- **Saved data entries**
_ _ _

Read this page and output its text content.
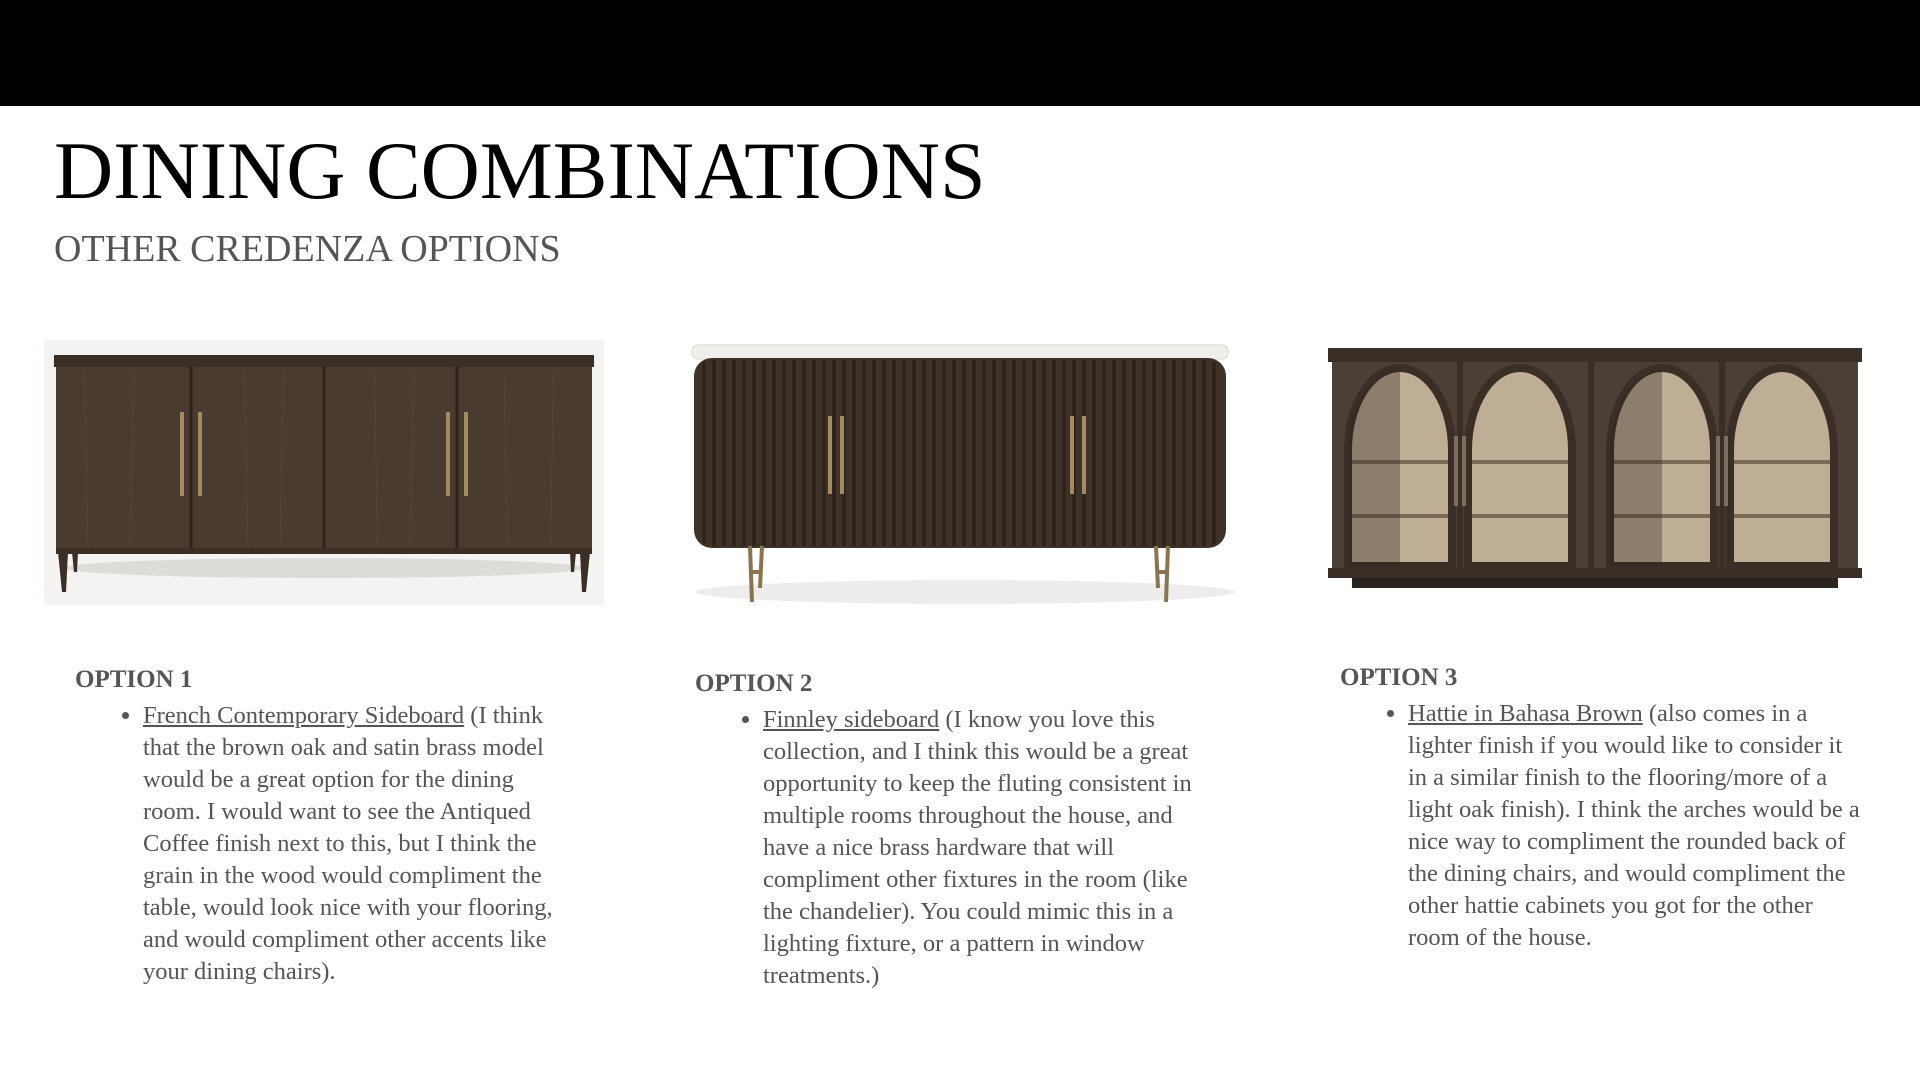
DINING COMBINATIONS
OTHER CREDENZA OPTIONS

OPTION 1

• French Contemporary Sideboard (I think that the brown oak and satin brass model would be a great option for the dining room. I would want to see the Antiqued Coffee finish next to this, but I think the grain in the wood would compliment the table, would look nice with your flooring, and would compliment other accents like your dining chairs).

OPTION 2

• Finnley sideboard (I know you love this collection, and I think this would be a great opportunity to keep the fluting consistent in multiple rooms throughout the house, and have a nice brass hardware that will compliment other fixtures in the room (like the chandelier). You could mimic this in a lighting fixture, or a pattern in window treatments.)

OPTION 3

• Hattie in Bahasa Brown (also comes in a lighter finish if you would like to consider it in a similar finish to the flooring/more of a light oak finish). I think the arches would be a nice way to compliment the rounded back of the dining chairs, and would compliment the other hattie cabinets you got for the other room of the house.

_ _ _

Display every line of the listing that contains the string "brass".

• French Contemporary Sideboard (I think that the brown oak and satin brass model would be a great option for the dining room. I would want to see the Antiqued Coffee finish next to this, but I think the grain in the wood would compliment the table, would look nice with your flooring, and would compliment other accents like your dining chairs).
• Finnley sideboard (I know you love this collection, and I think this would be a great opportunity to keep the fluting consistent in multiple rooms throughout the house, and have a nice brass hardware that will compliment other fixtures in the room (like the chandelier). You could mimic this in a lighting fixture, or a pattern in window treatments.)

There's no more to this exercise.